═════ Given data ═════

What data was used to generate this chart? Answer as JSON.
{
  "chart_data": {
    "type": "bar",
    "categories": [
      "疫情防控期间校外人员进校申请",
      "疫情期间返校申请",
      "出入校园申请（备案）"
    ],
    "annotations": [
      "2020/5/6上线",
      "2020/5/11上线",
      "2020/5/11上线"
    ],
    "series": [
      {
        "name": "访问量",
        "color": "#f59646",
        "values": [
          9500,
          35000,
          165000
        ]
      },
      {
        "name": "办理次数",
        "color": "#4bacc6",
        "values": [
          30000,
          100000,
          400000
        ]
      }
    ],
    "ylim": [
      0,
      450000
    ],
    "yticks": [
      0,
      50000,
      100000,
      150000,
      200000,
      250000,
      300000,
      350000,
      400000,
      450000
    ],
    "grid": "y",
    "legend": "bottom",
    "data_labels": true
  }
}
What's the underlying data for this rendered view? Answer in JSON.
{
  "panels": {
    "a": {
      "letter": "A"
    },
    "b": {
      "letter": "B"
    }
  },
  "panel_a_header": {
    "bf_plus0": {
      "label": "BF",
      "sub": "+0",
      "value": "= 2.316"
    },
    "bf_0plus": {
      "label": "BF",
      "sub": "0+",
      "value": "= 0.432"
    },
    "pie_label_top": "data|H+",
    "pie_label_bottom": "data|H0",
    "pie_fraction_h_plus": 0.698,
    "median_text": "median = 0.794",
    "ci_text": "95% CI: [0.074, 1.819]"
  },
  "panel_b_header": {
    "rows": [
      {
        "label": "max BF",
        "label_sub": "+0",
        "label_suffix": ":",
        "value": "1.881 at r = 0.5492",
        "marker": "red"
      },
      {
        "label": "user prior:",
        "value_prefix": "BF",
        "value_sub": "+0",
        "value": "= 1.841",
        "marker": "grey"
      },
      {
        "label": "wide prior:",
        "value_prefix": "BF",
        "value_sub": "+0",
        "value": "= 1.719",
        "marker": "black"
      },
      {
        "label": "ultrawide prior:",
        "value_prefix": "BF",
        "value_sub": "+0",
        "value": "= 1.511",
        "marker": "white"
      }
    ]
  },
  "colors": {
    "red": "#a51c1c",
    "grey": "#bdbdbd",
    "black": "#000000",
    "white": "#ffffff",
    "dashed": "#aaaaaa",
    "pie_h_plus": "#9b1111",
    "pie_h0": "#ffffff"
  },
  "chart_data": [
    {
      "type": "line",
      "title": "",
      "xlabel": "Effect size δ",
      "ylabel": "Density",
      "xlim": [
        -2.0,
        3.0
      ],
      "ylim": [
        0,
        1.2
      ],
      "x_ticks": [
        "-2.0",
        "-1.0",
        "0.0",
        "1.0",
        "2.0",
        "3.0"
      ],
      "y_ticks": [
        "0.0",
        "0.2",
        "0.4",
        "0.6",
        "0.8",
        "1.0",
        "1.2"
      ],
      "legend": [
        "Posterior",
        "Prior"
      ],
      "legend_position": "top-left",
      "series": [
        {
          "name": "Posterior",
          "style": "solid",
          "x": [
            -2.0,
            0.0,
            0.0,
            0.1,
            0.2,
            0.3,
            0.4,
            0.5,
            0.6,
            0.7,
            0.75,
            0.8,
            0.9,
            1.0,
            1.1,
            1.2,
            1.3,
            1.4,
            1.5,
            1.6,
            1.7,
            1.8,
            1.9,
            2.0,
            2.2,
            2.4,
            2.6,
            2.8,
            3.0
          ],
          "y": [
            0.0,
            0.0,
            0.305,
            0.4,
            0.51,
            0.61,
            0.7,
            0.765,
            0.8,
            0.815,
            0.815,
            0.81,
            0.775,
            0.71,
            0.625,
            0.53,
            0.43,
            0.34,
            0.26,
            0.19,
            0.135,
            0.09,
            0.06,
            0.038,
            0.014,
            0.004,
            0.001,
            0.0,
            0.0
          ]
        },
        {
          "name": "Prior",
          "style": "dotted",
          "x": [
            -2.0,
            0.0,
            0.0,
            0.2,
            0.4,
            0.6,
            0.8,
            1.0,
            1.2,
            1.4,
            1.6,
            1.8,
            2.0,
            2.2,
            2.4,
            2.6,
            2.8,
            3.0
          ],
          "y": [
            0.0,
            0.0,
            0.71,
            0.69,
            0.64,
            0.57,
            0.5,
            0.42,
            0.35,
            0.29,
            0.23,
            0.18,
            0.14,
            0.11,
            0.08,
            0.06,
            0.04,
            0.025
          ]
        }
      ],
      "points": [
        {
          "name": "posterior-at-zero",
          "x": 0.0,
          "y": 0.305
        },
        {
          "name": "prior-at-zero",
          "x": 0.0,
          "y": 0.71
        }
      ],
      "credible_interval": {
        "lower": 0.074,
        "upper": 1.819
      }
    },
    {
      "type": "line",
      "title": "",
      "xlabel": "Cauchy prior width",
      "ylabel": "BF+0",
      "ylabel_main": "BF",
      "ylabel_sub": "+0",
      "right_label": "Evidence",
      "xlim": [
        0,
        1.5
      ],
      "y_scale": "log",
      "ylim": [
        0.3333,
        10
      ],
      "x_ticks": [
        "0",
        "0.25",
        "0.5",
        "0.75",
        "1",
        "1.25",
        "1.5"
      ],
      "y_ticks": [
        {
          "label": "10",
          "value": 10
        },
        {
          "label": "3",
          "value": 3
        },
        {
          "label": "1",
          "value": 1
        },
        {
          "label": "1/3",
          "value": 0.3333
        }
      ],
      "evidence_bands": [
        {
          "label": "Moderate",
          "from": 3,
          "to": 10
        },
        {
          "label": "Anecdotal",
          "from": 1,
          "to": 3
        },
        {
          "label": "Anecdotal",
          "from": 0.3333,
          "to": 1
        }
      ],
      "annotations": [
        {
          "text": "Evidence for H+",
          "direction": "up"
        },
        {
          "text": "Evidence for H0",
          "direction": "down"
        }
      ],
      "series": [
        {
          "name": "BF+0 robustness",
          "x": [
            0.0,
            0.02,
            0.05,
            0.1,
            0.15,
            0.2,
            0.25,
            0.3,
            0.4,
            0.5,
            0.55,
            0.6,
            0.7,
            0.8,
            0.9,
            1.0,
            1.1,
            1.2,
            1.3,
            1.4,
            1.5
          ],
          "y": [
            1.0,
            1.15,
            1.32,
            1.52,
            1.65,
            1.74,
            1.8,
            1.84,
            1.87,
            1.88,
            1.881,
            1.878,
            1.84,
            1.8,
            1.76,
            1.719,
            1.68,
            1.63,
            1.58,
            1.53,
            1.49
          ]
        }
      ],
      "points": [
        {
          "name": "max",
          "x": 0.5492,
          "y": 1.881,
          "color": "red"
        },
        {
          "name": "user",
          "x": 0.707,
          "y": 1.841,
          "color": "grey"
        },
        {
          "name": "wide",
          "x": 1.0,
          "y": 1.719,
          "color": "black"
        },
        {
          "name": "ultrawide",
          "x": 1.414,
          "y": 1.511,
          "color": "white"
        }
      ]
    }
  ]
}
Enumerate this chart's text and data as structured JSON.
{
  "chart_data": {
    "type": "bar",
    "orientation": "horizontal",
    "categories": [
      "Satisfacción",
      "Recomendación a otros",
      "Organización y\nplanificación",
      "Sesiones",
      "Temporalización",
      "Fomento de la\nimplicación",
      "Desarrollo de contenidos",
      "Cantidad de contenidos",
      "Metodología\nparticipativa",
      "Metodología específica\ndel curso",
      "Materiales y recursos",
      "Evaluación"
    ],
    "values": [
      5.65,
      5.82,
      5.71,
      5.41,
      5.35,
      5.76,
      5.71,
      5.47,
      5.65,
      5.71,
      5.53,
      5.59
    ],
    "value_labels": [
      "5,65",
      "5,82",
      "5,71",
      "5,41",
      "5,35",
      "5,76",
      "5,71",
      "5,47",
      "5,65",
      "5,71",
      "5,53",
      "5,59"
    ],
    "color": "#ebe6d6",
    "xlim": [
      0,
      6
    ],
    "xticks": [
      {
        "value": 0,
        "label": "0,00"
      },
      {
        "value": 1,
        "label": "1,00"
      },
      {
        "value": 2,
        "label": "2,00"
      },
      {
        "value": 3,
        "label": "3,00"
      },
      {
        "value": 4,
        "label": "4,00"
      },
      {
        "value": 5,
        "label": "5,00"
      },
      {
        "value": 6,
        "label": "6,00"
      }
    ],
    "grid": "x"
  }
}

═════

[Description of the task]: Each line holding "contenidos" must be found and copied.

[Output below]:
      "Desarrollo de contenidos",
      "Cantidad de contenidos",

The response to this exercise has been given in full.